[Data entries]
┄┄┄┄┄┄┄┄┄┄

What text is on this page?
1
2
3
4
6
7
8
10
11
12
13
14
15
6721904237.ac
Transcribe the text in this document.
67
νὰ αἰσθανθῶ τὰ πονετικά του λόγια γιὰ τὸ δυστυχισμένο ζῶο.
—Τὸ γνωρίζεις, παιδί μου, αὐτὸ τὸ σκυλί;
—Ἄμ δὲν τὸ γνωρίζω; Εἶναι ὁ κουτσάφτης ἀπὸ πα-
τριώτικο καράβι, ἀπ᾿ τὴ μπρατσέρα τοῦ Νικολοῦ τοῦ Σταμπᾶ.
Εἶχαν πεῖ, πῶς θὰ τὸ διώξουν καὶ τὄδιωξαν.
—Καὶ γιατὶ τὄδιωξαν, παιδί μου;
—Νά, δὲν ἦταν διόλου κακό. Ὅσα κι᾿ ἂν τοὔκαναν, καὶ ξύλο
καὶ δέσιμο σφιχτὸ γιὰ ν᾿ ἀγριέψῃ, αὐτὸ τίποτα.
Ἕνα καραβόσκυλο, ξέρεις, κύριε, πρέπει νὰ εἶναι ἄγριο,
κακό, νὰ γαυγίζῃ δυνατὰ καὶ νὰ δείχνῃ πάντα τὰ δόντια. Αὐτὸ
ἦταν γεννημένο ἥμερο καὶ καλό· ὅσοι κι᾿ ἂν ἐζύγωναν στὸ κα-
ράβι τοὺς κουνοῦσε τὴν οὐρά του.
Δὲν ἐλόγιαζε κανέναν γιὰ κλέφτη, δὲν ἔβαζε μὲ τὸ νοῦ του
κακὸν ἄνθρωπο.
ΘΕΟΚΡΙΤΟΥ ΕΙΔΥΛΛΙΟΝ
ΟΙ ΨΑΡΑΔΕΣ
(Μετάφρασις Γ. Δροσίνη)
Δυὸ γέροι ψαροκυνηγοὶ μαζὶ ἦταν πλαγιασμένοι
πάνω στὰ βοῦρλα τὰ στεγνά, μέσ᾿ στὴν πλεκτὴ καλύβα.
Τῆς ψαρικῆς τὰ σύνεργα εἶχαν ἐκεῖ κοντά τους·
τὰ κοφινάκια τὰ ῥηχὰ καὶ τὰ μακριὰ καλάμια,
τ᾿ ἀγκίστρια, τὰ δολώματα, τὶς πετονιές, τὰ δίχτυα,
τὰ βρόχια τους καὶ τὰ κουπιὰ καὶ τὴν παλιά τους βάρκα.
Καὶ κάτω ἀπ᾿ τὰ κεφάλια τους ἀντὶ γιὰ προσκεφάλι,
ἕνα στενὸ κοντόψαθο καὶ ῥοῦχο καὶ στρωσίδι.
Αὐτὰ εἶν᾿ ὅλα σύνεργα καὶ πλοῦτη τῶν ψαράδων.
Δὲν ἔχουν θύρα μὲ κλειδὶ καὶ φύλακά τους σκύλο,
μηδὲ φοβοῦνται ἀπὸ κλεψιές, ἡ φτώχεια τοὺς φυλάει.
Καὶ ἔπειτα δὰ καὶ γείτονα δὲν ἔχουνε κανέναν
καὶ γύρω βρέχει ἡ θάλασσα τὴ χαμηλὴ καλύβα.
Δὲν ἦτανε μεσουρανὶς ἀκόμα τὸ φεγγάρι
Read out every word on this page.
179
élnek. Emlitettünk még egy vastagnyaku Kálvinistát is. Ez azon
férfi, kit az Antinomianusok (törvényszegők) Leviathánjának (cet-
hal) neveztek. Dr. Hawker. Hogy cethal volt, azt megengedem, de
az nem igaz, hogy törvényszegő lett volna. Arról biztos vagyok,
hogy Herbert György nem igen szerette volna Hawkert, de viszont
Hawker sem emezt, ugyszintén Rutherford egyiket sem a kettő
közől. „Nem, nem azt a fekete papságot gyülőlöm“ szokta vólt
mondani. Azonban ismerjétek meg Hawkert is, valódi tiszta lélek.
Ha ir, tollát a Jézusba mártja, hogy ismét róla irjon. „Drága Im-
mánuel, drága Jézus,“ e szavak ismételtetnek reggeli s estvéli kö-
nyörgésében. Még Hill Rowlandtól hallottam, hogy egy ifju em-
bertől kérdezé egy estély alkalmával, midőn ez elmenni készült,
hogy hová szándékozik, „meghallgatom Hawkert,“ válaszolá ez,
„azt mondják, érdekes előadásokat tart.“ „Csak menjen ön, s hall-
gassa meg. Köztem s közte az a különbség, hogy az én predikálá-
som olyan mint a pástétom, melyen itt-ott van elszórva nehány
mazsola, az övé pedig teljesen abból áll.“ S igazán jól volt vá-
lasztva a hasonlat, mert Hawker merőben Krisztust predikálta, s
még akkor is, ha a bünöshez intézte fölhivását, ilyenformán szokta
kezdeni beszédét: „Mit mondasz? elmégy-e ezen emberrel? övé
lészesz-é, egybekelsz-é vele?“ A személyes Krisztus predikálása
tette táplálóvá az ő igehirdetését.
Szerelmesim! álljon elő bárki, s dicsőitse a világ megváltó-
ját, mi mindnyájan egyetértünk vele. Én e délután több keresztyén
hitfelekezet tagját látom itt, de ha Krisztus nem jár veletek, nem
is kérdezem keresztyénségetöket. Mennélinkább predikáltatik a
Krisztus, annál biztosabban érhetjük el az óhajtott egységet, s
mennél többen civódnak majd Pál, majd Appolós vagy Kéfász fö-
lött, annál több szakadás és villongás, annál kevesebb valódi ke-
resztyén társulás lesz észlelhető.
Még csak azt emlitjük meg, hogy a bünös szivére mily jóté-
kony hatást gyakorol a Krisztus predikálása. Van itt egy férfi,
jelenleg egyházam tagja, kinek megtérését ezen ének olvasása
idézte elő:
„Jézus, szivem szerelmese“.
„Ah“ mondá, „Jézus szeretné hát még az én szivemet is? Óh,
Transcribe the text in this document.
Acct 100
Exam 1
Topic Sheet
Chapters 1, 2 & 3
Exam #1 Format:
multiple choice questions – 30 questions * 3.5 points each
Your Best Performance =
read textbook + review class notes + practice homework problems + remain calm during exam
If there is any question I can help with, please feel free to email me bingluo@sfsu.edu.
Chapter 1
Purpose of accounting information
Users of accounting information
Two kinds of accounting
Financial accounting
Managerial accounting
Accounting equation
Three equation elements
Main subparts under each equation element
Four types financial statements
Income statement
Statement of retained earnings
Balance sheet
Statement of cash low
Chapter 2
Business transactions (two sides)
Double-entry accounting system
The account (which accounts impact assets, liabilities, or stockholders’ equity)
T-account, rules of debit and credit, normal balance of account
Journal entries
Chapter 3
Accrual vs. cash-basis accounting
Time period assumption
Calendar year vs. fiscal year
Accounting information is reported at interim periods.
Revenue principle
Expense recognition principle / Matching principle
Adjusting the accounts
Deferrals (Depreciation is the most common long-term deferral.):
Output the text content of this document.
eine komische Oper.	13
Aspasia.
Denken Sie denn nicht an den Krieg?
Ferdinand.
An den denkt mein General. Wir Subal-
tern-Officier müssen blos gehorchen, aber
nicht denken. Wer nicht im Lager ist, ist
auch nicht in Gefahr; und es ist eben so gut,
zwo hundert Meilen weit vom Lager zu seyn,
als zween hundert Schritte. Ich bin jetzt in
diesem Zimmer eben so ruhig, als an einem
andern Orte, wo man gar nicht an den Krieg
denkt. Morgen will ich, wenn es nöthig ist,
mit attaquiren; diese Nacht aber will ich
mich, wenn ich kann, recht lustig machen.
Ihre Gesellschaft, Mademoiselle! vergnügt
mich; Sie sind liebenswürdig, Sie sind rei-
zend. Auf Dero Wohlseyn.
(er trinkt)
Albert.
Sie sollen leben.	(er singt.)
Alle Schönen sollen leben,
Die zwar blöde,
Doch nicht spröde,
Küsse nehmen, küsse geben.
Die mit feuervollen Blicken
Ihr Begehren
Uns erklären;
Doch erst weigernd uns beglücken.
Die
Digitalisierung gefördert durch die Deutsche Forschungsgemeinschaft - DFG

┄┄┄┄┄┄┄┄┄┄

=== INSTRUCTION ===
Select the lines from the entries that include the word "valódi".

=== COMPLETE RESPONSE ===
mondani. Azonban ismerjétek meg Hawkert is, valódi tiszta lélek.
lött, annál több szakadás és villongás, annál kevesebb valódi ke-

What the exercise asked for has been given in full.